Os tribunais foram responsáveis por repensar o critério da representatividade adequada, mitigando formalismos que dificultariam o acesso à Justiça por associações civis recém-formadas e exigindo requisitos que corresponderiam a melhores garantias de que a associação verdadeiramente estaria interessada na representação da coletividade — como o é o aprofundamento do requisito da pertinência temática, inclusive pelo próprio STF. [9]
Não é sem razão que, tendo-se em vista a mudança de perspectivas desde a promulgação da lei, que é silente sobre o tema, tramitam junto ao Congresso diversos projetos de lei para reformulá-la, os quais, por sua vez, buscam tratar diretamente do tema da representatividade adequada, de modo a unificar o entendimento adotado pelas cortes e evitar decisões eventualmente díspares sobre um tema ainda não pacificado. [10] Merece destaque, nesse sentido, o chamado Projeto de Lei Ada Pellegrini Grinover (PL 1.641/21).
Legitimar associações civis
O referido projeto busca reformar a Lei de Ação Civil Pública e, no âmbito do controle de representatividade adequada, o exposto no artigo 7º, V, do esboço, legitima as associações civis “que incluam, entre seus fins institucionais, a defesa dos direitos protegidos por esta lei, independentemente de prévia autorização estatutária, assemblear ou individual dos associados”, destacando no §1º que a “adequação da legitimidade ao caso concreto pressupõe que a finalidade institucional da entidade tenha aderência à situação litigiosa ou ao grupo lesado”.

Material apresentado.

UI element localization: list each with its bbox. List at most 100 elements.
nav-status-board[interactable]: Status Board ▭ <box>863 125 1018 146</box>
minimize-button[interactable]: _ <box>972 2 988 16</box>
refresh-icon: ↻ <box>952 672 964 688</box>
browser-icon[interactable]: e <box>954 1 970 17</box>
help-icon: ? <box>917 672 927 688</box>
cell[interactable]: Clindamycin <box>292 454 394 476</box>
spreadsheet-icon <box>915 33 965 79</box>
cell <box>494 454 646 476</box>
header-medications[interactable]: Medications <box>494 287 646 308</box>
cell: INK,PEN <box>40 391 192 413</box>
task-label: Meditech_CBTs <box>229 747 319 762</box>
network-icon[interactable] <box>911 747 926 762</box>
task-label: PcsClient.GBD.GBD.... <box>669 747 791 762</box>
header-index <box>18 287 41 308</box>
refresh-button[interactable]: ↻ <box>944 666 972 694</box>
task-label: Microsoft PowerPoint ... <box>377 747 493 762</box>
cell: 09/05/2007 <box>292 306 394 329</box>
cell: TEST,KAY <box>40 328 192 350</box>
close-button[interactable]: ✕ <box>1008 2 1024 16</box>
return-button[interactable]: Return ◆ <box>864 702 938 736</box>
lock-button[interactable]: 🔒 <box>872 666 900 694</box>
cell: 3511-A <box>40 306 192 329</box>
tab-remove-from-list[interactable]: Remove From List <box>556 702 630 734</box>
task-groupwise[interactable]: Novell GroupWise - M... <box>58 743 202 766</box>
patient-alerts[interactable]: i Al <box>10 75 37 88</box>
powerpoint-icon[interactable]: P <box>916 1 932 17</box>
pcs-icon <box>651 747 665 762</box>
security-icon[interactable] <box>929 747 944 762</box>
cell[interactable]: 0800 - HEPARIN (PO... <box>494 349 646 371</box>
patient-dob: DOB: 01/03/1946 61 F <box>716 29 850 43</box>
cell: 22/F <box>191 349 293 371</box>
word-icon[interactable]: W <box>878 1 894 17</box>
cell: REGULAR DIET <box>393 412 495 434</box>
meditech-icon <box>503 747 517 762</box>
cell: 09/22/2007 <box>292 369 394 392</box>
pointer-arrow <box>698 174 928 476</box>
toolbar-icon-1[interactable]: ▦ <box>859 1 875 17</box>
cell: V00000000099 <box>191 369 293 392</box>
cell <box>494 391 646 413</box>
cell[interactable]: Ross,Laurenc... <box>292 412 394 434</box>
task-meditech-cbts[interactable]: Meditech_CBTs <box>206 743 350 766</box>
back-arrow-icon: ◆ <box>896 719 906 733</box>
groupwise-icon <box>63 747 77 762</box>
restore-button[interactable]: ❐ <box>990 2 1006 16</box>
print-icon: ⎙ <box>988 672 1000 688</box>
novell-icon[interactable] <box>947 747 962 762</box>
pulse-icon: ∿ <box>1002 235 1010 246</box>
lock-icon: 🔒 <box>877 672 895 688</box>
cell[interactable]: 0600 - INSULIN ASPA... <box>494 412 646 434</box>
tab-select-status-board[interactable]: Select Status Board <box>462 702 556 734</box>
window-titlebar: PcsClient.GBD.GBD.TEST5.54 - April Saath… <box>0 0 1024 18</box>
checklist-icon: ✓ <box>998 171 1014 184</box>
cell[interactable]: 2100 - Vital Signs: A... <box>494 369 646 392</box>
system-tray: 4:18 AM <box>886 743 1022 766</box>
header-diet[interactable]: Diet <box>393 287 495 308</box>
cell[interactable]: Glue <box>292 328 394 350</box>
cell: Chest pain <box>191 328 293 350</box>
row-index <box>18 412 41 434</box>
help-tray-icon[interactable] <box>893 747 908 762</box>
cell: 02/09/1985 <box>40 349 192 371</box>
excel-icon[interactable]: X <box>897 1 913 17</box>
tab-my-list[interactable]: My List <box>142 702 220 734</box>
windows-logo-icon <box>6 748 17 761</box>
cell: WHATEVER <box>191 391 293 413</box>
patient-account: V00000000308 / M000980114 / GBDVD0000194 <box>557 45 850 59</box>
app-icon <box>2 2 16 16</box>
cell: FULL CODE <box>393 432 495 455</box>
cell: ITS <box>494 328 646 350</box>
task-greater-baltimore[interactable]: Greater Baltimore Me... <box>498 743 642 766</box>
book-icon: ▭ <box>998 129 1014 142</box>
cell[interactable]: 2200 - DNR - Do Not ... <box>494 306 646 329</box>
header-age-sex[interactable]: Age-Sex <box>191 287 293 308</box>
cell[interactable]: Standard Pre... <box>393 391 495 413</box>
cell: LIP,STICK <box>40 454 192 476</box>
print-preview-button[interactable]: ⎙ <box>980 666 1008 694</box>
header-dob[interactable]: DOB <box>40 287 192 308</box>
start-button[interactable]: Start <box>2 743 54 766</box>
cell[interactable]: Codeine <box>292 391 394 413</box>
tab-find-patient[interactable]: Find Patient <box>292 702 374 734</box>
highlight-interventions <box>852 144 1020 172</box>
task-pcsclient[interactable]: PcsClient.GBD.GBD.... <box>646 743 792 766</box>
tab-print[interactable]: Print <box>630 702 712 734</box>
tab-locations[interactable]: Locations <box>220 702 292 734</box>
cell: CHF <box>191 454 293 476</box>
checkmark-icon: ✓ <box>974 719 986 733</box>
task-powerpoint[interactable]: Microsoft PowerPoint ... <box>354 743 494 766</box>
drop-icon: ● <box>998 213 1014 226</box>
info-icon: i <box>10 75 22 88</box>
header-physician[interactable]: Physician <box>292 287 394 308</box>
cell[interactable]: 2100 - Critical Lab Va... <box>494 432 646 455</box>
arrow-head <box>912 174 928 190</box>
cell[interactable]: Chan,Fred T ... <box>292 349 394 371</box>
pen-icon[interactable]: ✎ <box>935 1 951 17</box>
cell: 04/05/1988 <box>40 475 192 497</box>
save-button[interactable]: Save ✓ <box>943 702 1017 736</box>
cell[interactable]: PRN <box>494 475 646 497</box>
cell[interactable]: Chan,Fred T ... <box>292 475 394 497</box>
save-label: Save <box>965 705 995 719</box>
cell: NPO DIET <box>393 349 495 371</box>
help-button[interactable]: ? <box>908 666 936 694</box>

Objetivo 1.
Segundo o texto sobre a representatividade adequada, qual é o número do chamado Projeto de Lei Ada Pellegrini Grinover?
Objetivo 2.
Dê continuidade ao texto sobre a representatividade adequada, começando logo após a última frase apresentada.

Resposta escrita 1.
PL 1.641/21.

Resposta escrita 2.
E, no §2º, que na “análise da legitimação do autor, o juiz deverá considerar o grau de proteção adequada do grupo ou do interesse protegido”, avaliando dados como sua credibilidade, capacidade e experiência, histórico na proteção judicial e extrajudicial dos interesses ou direitos previstos em lei, conduta em outros processos coletivos, a pertinência entre os interesses tutelados pelo legitimado e o objeto da demanda, e o tempo mínimo de instituição da associação por pelo menos um ano e a representatividade desta perante o grupo, categoria ou classe.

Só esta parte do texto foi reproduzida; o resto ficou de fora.